## BEGIN
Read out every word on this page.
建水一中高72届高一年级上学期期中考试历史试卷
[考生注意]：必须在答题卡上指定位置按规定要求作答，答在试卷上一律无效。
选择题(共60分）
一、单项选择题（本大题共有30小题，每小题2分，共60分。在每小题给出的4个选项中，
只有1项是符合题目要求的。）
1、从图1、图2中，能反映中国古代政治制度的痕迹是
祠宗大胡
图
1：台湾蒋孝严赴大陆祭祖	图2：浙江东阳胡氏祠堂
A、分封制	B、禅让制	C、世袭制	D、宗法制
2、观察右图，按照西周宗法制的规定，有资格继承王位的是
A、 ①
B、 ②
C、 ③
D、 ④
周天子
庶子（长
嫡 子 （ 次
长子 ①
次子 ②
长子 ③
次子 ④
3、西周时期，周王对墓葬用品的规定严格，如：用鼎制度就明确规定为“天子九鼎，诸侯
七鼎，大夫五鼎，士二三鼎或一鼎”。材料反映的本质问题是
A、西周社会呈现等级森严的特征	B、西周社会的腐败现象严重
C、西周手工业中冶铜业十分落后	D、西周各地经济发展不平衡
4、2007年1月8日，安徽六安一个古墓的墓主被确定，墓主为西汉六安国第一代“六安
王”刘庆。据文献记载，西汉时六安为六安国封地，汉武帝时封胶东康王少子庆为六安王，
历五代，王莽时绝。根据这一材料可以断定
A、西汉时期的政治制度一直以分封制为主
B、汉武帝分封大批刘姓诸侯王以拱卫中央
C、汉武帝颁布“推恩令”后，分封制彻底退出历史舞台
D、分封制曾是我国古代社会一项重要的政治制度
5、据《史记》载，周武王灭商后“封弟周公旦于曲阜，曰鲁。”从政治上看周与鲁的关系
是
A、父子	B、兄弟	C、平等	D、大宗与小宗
## END
## BEGIN
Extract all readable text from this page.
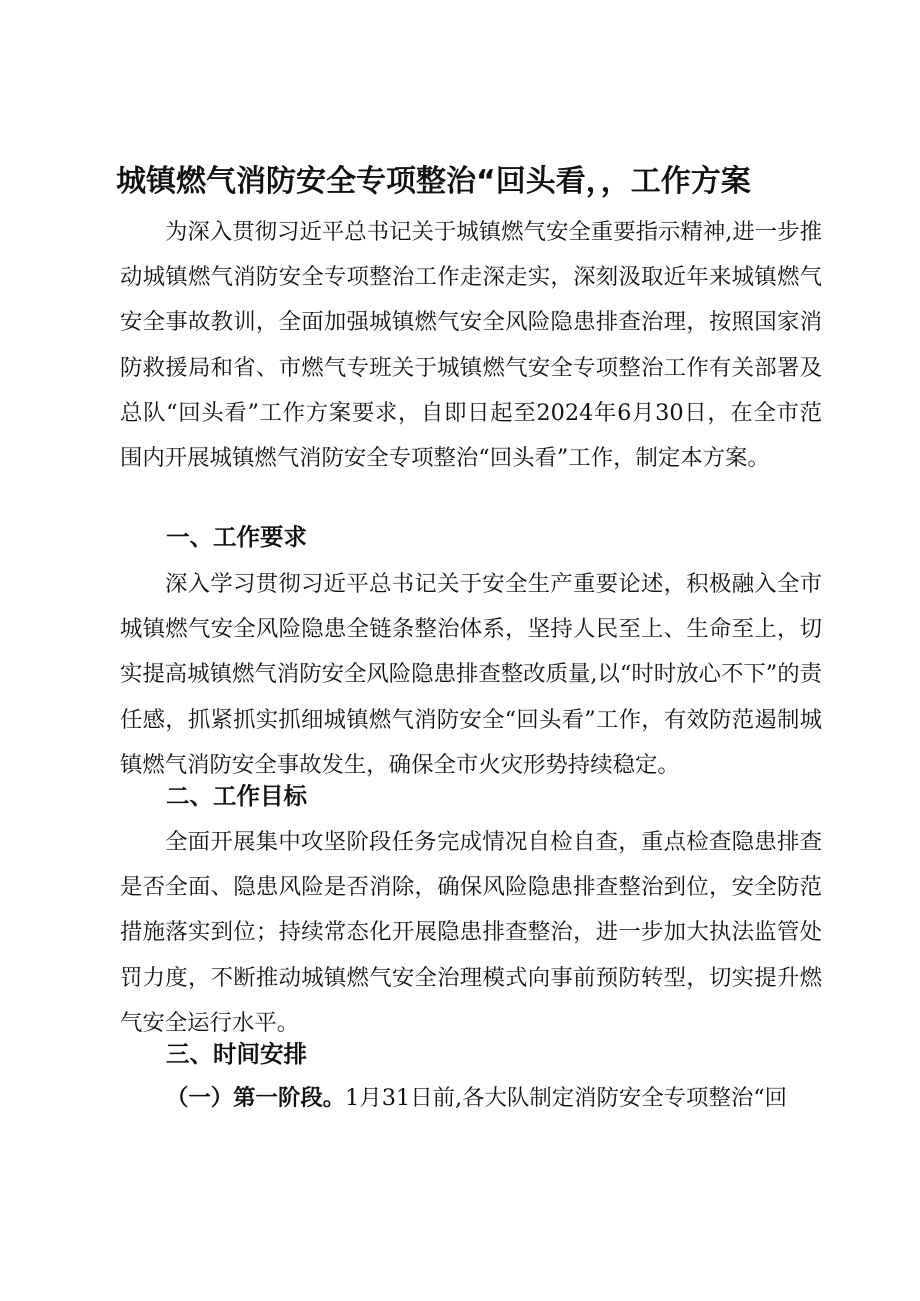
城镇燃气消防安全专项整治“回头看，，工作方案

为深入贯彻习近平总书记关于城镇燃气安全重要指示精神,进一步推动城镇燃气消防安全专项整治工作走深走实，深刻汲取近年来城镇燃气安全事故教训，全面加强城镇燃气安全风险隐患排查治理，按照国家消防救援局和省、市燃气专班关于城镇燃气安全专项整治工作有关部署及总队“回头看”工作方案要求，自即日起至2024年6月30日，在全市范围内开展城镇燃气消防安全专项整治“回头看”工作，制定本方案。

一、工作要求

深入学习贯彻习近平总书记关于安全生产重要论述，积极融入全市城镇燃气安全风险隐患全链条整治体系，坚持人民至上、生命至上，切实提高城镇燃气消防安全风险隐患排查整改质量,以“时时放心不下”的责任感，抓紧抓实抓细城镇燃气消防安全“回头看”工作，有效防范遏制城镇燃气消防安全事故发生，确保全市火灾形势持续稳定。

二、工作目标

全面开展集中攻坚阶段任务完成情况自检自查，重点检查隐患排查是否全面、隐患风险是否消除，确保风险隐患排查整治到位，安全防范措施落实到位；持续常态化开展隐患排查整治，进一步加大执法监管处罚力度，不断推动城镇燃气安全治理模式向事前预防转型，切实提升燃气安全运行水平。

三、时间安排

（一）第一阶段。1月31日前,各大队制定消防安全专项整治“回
## END
Go through the data above and find the lines with the word "page". Copy each of those lines.

Read out every word on this page.
Extract all readable text from this page.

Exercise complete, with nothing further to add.